What the exercise asks:
Drop the images; return everything else in the listing below exactly.

Raw records:
'''

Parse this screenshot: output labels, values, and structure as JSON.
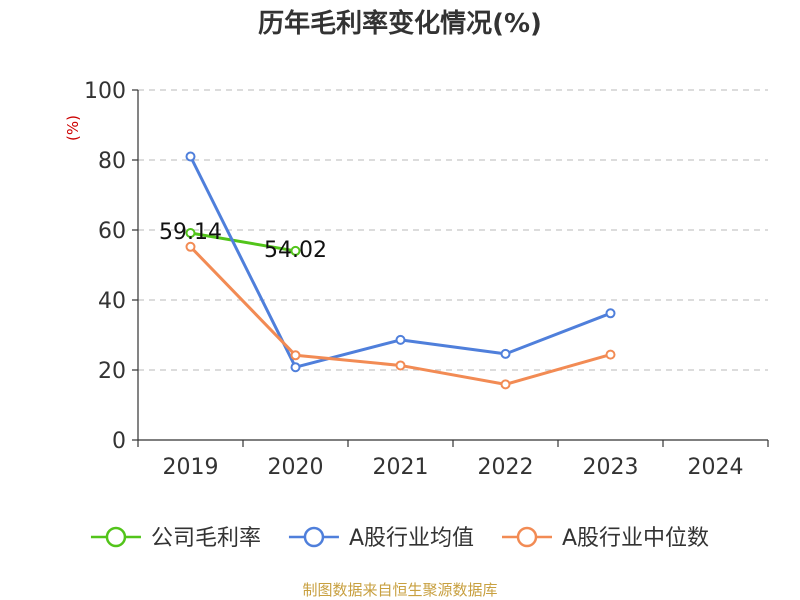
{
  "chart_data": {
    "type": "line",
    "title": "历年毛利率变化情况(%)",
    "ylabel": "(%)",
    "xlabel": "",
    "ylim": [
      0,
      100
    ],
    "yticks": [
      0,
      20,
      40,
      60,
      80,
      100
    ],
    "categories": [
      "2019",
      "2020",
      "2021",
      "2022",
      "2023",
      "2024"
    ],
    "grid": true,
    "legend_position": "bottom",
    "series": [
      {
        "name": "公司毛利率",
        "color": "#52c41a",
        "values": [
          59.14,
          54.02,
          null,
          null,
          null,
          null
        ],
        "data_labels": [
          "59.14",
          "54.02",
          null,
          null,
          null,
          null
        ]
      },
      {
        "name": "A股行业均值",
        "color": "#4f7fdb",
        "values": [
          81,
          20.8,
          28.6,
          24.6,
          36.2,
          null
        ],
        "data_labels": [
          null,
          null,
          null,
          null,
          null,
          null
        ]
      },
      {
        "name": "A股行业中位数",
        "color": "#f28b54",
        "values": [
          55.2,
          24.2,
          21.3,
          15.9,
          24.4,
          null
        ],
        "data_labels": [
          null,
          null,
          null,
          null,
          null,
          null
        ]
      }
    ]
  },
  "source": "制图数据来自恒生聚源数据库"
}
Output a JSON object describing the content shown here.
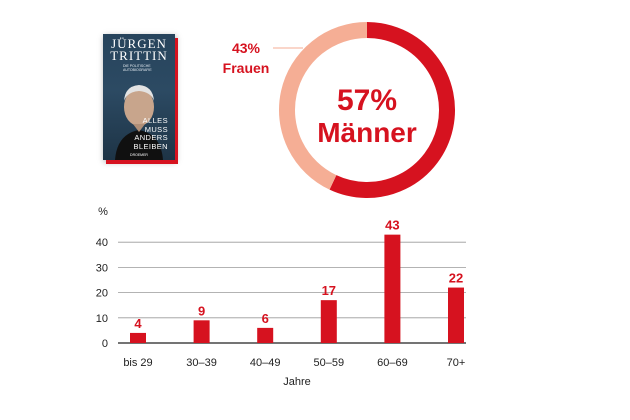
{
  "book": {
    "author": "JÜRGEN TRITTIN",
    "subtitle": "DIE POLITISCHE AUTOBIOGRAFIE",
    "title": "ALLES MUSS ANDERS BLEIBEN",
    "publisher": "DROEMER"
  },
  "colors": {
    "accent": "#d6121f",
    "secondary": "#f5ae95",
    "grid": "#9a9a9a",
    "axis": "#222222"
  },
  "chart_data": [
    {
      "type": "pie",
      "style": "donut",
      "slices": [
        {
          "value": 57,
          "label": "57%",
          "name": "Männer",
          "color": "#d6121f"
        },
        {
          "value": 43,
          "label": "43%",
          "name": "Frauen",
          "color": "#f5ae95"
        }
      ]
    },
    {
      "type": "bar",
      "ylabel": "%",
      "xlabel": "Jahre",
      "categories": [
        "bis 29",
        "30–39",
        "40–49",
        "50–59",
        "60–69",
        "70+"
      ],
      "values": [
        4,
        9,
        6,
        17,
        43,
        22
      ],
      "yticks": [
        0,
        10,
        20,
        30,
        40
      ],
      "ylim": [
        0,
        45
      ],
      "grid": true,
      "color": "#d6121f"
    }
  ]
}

'''

Response to this exercise:
Parse this screenshot: output labels, values, and structure as JSON.
{
  "chart_data": {
    "type": "line",
    "title": "历年毛利率变化情况(%)",
    "ylabel": "(%)",
    "xlabel": "",
    "ylim": [
      0,
      100
    ],
    "yticks": [
      0,
      20,
      40,
      60,
      80,
      100
    ],
    "categories": [
      "2019",
      "2020",
      "2021",
      "2022",
      "2023",
      "2024"
    ],
    "grid": true,
    "legend_position": "bottom",
    "series": [
      {
        "name": "公司毛利率",
        "color": "#52c41a",
        "values": [
          59.14,
          54.02,
          null,
          null,
          null,
          null
        ],
        "data_labels": [
          "59.14",
          "54.02",
          null,
          null,
          null,
          null
        ]
      },
      {
        "name": "A股行业均值",
        "color": "#4f7fdb",
        "values": [
          81,
          20.8,
          28.6,
          24.6,
          36.2,
          null
        ],
        "data_labels": [
          null,
          null,
          null,
          null,
          null,
          null
        ]
      },
      {
        "name": "A股行业中位数",
        "color": "#f28b54",
        "values": [
          55.2,
          24.2,
          21.3,
          15.9,
          24.4,
          null
        ],
        "data_labels": [
          null,
          null,
          null,
          null,
          null,
          null
        ]
      }
    ]
  },
  "source": "制图数据来自恒生聚源数据库"
}
Output a JSON object describing the content shown here.
{
  "book": {
    "author": "JÜRGEN TRITTIN",
    "subtitle": "DIE POLITISCHE AUTOBIOGRAFIE",
    "title": "ALLES MUSS ANDERS BLEIBEN",
    "publisher": "DROEMER"
  },
  "colors": {
    "accent": "#d6121f",
    "secondary": "#f5ae95",
    "grid": "#9a9a9a",
    "axis": "#222222"
  },
  "chart_data": [
    {
      "type": "pie",
      "style": "donut",
      "slices": [
        {
          "value": 57,
          "label": "57%",
          "name": "Männer",
          "color": "#d6121f"
        },
        {
          "value": 43,
          "label": "43%",
          "name": "Frauen",
          "color": "#f5ae95"
        }
      ]
    },
    {
      "type": "bar",
      "ylabel": "%",
      "xlabel": "Jahre",
      "categories": [
        "bis 29",
        "30–39",
        "40–49",
        "50–59",
        "60–69",
        "70+"
      ],
      "values": [
        4,
        9,
        6,
        17,
        43,
        22
      ],
      "yticks": [
        0,
        10,
        20,
        30,
        40
      ],
      "ylim": [
        0,
        45
      ],
      "grid": true,
      "color": "#d6121f"
    }
  ]
}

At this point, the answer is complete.